WRITTEN REQUEST =>
Out of the lines below, please list those that hold the string "name".

=====

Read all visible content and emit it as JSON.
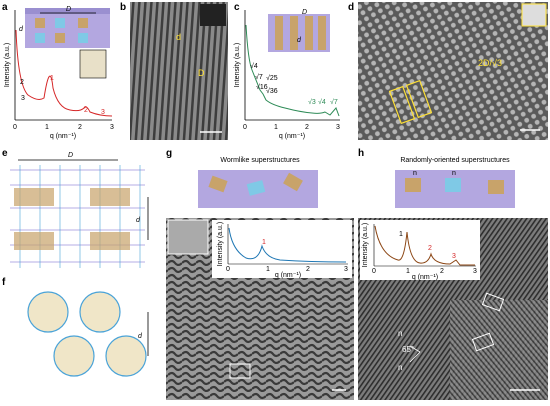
{
  "panels": {
    "a": {
      "letter": "a",
      "y_label": "Intensity (a.u.)",
      "x_label": "q (nm⁻¹)",
      "x_ticks": [
        "0",
        "1",
        "2",
        "3"
      ],
      "inset_labels": [
        "D",
        "d"
      ],
      "peak_labels_black": [
        "2",
        "3"
      ],
      "peak_labels_red": [
        "1",
        "2",
        "3"
      ]
    },
    "b": {
      "letter": "b",
      "labels": [
        "d",
        "D"
      ]
    },
    "c": {
      "letter": "c",
      "y_label": "Intensity (a.u.)",
      "x_label": "q (nm⁻¹)",
      "x_ticks": [
        "0",
        "1",
        "2",
        "3"
      ],
      "inset_labels": [
        "D",
        "d"
      ],
      "peak_labels_black": [
        "√4",
        "√7",
        "√25",
        "√16",
        "√36"
      ],
      "peak_labels_green": [
        "√3",
        "√4",
        "√7"
      ]
    },
    "d": {
      "letter": "d",
      "label": "2D/√3"
    },
    "e": {
      "letter": "e",
      "labels": [
        "D",
        "d"
      ]
    },
    "f": {
      "letter": "f",
      "label": "d"
    },
    "g": {
      "letter": "g",
      "title": "Wormlike superstructures",
      "y_label": "Intensity (a.u.)",
      "x_label": "q (nm⁻¹)",
      "x_ticks": [
        "0",
        "1",
        "2",
        "3"
      ],
      "peak_label": "1"
    },
    "h": {
      "letter": "h",
      "title": "Randomly-oriented superstructures",
      "y_label": "Intensity (a.u.)",
      "x_label": "q (nm⁻¹)",
      "x_ticks": [
        "0",
        "1",
        "2",
        "3"
      ],
      "peak_labels_black": [
        "1"
      ],
      "peak_labels_red": [
        "2",
        "3"
      ],
      "inset_labels": [
        "n",
        "n"
      ],
      "image_labels": [
        "n",
        "65°",
        "n"
      ]
    }
  }
}
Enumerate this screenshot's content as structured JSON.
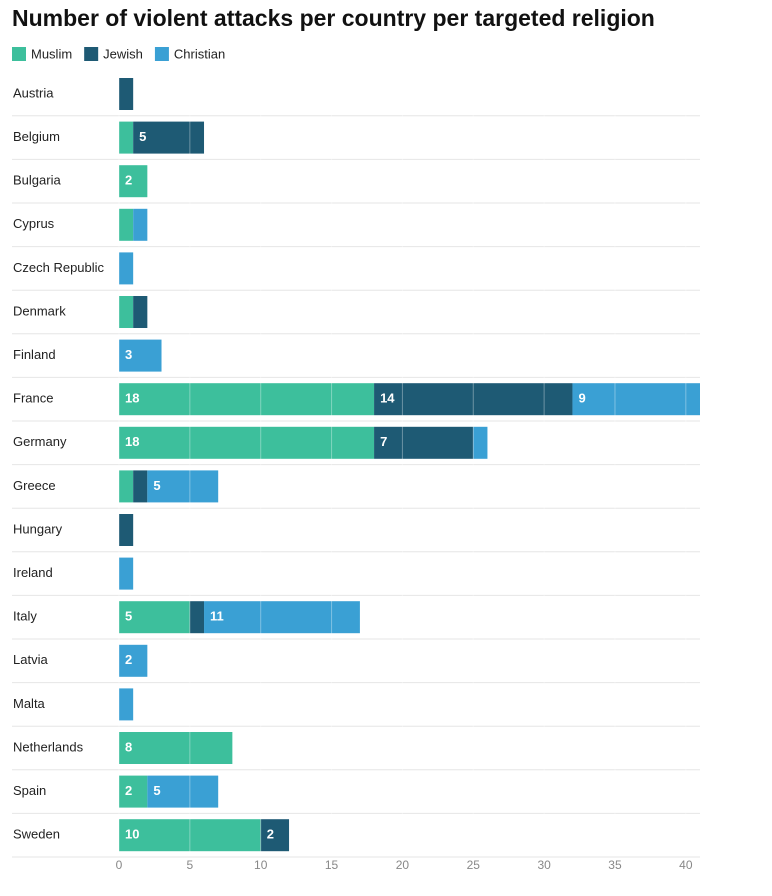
{
  "chart_data": {
    "type": "stacked-bar",
    "orientation": "horizontal",
    "title": "Number of violent attacks per country per targeted religion",
    "categories": [
      "Austria",
      "Belgium",
      "Bulgaria",
      "Cyprus",
      "Czech Republic",
      "Denmark",
      "Finland",
      "France",
      "Germany",
      "Greece",
      "Hungary",
      "Ireland",
      "Italy",
      "Latvia",
      "Malta",
      "Netherlands",
      "Spain",
      "Sweden"
    ],
    "series": [
      {
        "name": "Muslim",
        "color": "#3dbf9c",
        "values": [
          0,
          1,
          2,
          1,
          0,
          1,
          0,
          18,
          18,
          1,
          0,
          0,
          5,
          0,
          0,
          8,
          2,
          10
        ]
      },
      {
        "name": "Jewish",
        "color": "#1e5a74",
        "values": [
          1,
          5,
          0,
          0,
          0,
          1,
          0,
          14,
          7,
          1,
          1,
          0,
          1,
          0,
          0,
          0,
          0,
          2
        ]
      },
      {
        "name": "Christian",
        "color": "#3aa0d4",
        "values": [
          0,
          0,
          0,
          1,
          1,
          0,
          3,
          9,
          1,
          5,
          0,
          1,
          11,
          2,
          1,
          0,
          5,
          0
        ]
      }
    ],
    "xlim": [
      0,
      41
    ],
    "xticks": [
      0,
      5,
      10,
      15,
      20,
      25,
      30,
      35,
      40
    ],
    "grid": true
  }
}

=====

RESPONSE TO THE EXERCISE =>
        "name": "Muslim",
        "name": "Jewish",
        "name": "Christian",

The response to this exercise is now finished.